- [WORK TO BE COMPLETED]: Nothing in the records should differ when you write them out again.

- [Data items]:
━━━━━━━━━━━━━━━━━━━━

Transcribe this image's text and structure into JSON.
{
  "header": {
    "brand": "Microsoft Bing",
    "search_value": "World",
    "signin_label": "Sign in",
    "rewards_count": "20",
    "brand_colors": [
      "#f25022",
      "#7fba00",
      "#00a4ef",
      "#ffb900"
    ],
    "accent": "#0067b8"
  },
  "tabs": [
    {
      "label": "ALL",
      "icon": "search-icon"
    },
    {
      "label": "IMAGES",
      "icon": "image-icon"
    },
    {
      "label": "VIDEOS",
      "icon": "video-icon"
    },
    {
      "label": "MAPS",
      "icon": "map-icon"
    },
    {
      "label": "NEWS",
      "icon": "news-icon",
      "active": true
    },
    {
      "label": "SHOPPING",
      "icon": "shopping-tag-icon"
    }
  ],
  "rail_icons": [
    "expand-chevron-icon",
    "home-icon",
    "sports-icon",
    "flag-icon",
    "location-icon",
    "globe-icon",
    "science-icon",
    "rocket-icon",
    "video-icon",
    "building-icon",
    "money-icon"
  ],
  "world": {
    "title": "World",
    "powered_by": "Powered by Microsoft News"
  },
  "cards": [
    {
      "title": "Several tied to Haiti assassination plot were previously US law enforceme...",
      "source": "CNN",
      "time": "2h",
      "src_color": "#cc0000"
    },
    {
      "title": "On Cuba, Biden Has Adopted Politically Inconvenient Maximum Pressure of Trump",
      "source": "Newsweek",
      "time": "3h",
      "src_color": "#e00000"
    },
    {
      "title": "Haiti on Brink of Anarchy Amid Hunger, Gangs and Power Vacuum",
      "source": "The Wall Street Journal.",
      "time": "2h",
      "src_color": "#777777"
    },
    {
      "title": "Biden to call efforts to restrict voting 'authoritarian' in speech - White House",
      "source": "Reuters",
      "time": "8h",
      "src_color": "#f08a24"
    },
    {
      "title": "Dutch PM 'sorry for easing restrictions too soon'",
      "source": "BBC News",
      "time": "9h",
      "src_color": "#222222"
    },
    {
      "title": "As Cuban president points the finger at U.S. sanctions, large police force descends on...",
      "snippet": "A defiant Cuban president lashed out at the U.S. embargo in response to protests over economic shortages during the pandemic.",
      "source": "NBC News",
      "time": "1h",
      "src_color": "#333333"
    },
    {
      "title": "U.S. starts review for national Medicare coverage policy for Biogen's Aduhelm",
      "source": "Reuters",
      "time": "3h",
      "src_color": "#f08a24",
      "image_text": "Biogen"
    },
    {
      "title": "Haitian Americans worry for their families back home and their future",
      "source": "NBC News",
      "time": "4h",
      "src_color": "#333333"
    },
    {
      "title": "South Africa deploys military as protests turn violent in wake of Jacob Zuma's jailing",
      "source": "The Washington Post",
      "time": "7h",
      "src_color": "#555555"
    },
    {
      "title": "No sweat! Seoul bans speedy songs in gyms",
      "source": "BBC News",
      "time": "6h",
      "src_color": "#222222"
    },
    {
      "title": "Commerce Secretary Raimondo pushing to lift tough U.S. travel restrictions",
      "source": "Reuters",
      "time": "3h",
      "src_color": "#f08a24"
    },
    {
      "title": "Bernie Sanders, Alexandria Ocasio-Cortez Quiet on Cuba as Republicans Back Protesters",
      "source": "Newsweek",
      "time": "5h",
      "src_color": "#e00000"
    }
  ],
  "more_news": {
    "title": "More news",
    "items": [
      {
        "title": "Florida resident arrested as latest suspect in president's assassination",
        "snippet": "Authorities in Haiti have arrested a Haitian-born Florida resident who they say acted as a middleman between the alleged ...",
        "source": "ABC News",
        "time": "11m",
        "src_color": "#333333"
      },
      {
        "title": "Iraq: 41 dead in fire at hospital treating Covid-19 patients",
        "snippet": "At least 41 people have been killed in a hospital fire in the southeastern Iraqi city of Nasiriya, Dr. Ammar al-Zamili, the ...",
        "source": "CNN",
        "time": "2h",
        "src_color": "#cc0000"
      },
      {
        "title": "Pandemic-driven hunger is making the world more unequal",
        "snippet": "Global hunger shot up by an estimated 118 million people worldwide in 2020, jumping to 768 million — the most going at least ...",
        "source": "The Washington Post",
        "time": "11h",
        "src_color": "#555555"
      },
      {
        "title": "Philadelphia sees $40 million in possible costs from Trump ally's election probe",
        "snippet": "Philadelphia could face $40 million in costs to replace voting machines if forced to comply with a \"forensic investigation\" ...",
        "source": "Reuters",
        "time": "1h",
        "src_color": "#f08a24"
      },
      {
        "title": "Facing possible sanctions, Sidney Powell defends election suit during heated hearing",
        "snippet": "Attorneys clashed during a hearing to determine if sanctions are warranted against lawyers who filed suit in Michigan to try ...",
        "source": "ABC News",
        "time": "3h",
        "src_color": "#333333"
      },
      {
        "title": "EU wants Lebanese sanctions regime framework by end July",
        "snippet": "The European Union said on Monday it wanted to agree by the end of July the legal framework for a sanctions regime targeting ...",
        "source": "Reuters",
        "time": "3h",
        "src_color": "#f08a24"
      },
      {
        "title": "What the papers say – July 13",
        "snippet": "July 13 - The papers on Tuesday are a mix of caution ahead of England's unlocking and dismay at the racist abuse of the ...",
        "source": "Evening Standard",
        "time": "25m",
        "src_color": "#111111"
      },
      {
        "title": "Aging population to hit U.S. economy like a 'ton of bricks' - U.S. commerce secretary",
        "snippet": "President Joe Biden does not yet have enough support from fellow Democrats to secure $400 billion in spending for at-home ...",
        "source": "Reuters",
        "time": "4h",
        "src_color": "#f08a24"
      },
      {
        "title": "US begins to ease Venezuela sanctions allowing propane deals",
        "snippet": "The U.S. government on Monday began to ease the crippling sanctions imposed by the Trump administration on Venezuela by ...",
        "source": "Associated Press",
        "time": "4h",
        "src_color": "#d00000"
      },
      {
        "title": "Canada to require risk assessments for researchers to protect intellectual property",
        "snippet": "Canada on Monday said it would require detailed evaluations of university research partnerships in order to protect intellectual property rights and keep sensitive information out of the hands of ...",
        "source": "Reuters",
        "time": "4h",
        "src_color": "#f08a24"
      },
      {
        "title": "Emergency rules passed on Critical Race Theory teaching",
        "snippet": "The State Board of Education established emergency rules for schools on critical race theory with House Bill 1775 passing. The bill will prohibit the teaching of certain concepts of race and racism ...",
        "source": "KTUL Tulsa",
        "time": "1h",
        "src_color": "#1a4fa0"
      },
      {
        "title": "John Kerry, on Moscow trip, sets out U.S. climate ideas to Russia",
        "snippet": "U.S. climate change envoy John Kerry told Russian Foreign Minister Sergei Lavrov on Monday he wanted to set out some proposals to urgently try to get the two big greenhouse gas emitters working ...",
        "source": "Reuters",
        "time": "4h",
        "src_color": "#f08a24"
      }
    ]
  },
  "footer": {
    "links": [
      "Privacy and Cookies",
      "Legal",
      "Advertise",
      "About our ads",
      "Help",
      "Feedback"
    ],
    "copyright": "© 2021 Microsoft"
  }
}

━━━━━━━━━━━━━━━━━━━━

- [OUTPUT FOR THIS EXERCISE]:
Transcribe this image's text and structure into JSON.
{
  "header": {
    "brand": "Microsoft Bing",
    "search_value": "World",
    "signin_label": "Sign in",
    "rewards_count": "20",
    "brand_colors": [
      "#f25022",
      "#7fba00",
      "#00a4ef",
      "#ffb900"
    ],
    "accent": "#0067b8"
  },
  "tabs": [
    {
      "label": "ALL",
      "icon": "search-icon"
    },
    {
      "label": "IMAGES",
      "icon": "image-icon"
    },
    {
      "label": "VIDEOS",
      "icon": "video-icon"
    },
    {
      "label": "MAPS",
      "icon": "map-icon"
    },
    {
      "label": "NEWS",
      "icon": "news-icon",
      "active": true
    },
    {
      "label": "SHOPPING",
      "icon": "shopping-tag-icon"
    }
  ],
  "rail_icons": [
    "expand-chevron-icon",
    "home-icon",
    "sports-icon",
    "flag-icon",
    "location-icon",
    "globe-icon",
    "science-icon",
    "rocket-icon",
    "video-icon",
    "building-icon",
    "money-icon"
  ],
  "world": {
    "title": "World",
    "powered_by": "Powered by Microsoft News"
  },
  "cards": [
    {
      "title": "Several tied to Haiti assassination plot were previously US law enforceme...",
      "source": "CNN",
      "time": "2h",
      "src_color": "#cc0000"
    },
    {
      "title": "On Cuba, Biden Has Adopted Politically Inconvenient Maximum Pressure of Trump",
      "source": "Newsweek",
      "time": "3h",
      "src_color": "#e00000"
    },
    {
      "title": "Haiti on Brink of Anarchy Amid Hunger, Gangs and Power Vacuum",
      "source": "The Wall Street Journal.",
      "time": "2h",
      "src_color": "#777777"
    },
    {
      "title": "Biden to call efforts to restrict voting 'authoritarian' in speech - White House",
      "source": "Reuters",
      "time": "8h",
      "src_color": "#f08a24"
    },
    {
      "title": "Dutch PM 'sorry for easing restrictions too soon'",
      "source": "BBC News",
      "time": "9h",
      "src_color": "#222222"
    },
    {
      "title": "As Cuban president points the finger at U.S. sanctions, large police force descends on...",
      "snippet": "A defiant Cuban president lashed out at the U.S. embargo in response to protests over economic shortages during the pandemic.",
      "source": "NBC News",
      "time": "1h",
      "src_color": "#333333"
    },
    {
      "title": "U.S. starts review for national Medicare coverage policy for Biogen's Aduhelm",
      "source": "Reuters",
      "time": "3h",
      "src_color": "#f08a24",
      "image_text": "Biogen"
    },
    {
      "title": "Haitian Americans worry for their families back home and their future",
      "source": "NBC News",
      "time": "4h",
      "src_color": "#333333"
    },
    {
      "title": "South Africa deploys military as protests turn violent in wake of Jacob Zuma's jailing",
      "source": "The Washington Post",
      "time": "7h",
      "src_color": "#555555"
    },
    {
      "title": "No sweat! Seoul bans speedy songs in gyms",
      "source": "BBC News",
      "time": "6h",
      "src_color": "#222222"
    },
    {
      "title": "Commerce Secretary Raimondo pushing to lift tough U.S. travel restrictions",
      "source": "Reuters",
      "time": "3h",
      "src_color": "#f08a24"
    },
    {
      "title": "Bernie Sanders, Alexandria Ocasio-Cortez Quiet on Cuba as Republicans Back Protesters",
      "source": "Newsweek",
      "time": "5h",
      "src_color": "#e00000"
    }
  ],
  "more_news": {
    "title": "More news",
    "items": [
      {
        "title": "Florida resident arrested as latest suspect in president's assassination",
        "snippet": "Authorities in Haiti have arrested a Haitian-born Florida resident who they say acted as a middleman between the alleged ...",
        "source": "ABC News",
        "time": "11m",
        "src_color": "#333333"
      },
      {
        "title": "Iraq: 41 dead in fire at hospital treating Covid-19 patients",
        "snippet": "At least 41 people have been killed in a hospital fire in the southeastern Iraqi city of Nasiriya, Dr. Ammar al-Zamili, the ...",
        "source": "CNN",
        "time": "2h",
        "src_color": "#cc0000"
      },
      {
        "title": "Pandemic-driven hunger is making the world more unequal",
        "snippet": "Global hunger shot up by an estimated 118 million people worldwide in 2020, jumping to 768 million — the most going at least ...",
        "source": "The Washington Post",
        "time": "11h",
        "src_color": "#555555"
      },
      {
        "title": "Philadelphia sees $40 million in possible costs from Trump ally's election probe",
        "snippet": "Philadelphia could face $40 million in costs to replace voting machines if forced to comply with a \"forensic investigation\" ...",
        "source": "Reuters",
        "time": "1h",
        "src_color": "#f08a24"
      },
      {
        "title": "Facing possible sanctions, Sidney Powell defends election suit during heated hearing",
        "snippet": "Attorneys clashed during a hearing to determine if sanctions are warranted against lawyers who filed suit in Michigan to try ...",
        "source": "ABC News",
        "time": "3h",
        "src_color": "#333333"
      },
      {
        "title": "EU wants Lebanese sanctions regime framework by end July",
        "snippet": "The European Union said on Monday it wanted to agree by the end of July the legal framework for a sanctions regime targeting ...",
        "source": "Reuters",
        "time": "3h",
        "src_color": "#f08a24"
      },
      {
        "title": "What the papers say – July 13",
        "snippet": "July 13 - The papers on Tuesday are a mix of caution ahead of England's unlocking and dismay at the racist abuse of the ...",
        "source": "Evening Standard",
        "time": "25m",
        "src_color": "#111111"
      },
      {
        "title": "Aging population to hit U.S. economy like a 'ton of bricks' - U.S. commerce secretary",
        "snippet": "President Joe Biden does not yet have enough support from fellow Democrats to secure $400 billion in spending for at-home ...",
        "source": "Reuters",
        "time": "4h",
        "src_color": "#f08a24"
      },
      {
        "title": "US begins to ease Venezuela sanctions allowing propane deals",
        "snippet": "The U.S. government on Monday began to ease the crippling sanctions imposed by the Trump administration on Venezuela by ...",
        "source": "Associated Press",
        "time": "4h",
        "src_color": "#d00000"
      },
      {
        "title": "Canada to require risk assessments for researchers to protect intellectual property",
        "snippet": "Canada on Monday said it would require detailed evaluations of university research partnerships in order to protect intellectual property rights and keep sensitive information out of the hands of ...",
        "source": "Reuters",
        "time": "4h",
        "src_color": "#f08a24"
      },
      {
        "title": "Emergency rules passed on Critical Race Theory teaching",
        "snippet": "The State Board of Education established emergency rules for schools on critical race theory with House Bill 1775 passing. The bill will prohibit the teaching of certain concepts of race and racism ...",
        "source": "KTUL Tulsa",
        "time": "1h",
        "src_color": "#1a4fa0"
      },
      {
        "title": "John Kerry, on Moscow trip, sets out U.S. climate ideas to Russia",
        "snippet": "U.S. climate change envoy John Kerry told Russian Foreign Minister Sergei Lavrov on Monday he wanted to set out some proposals to urgently try to get the two big greenhouse gas emitters working ...",
        "source": "Reuters",
        "time": "4h",
        "src_color": "#f08a24"
      }
    ]
  },
  "footer": {
    "links": [
      "Privacy and Cookies",
      "Legal",
      "Advertise",
      "About our ads",
      "Help",
      "Feedback"
    ],
    "copyright": "© 2021 Microsoft"
  }
}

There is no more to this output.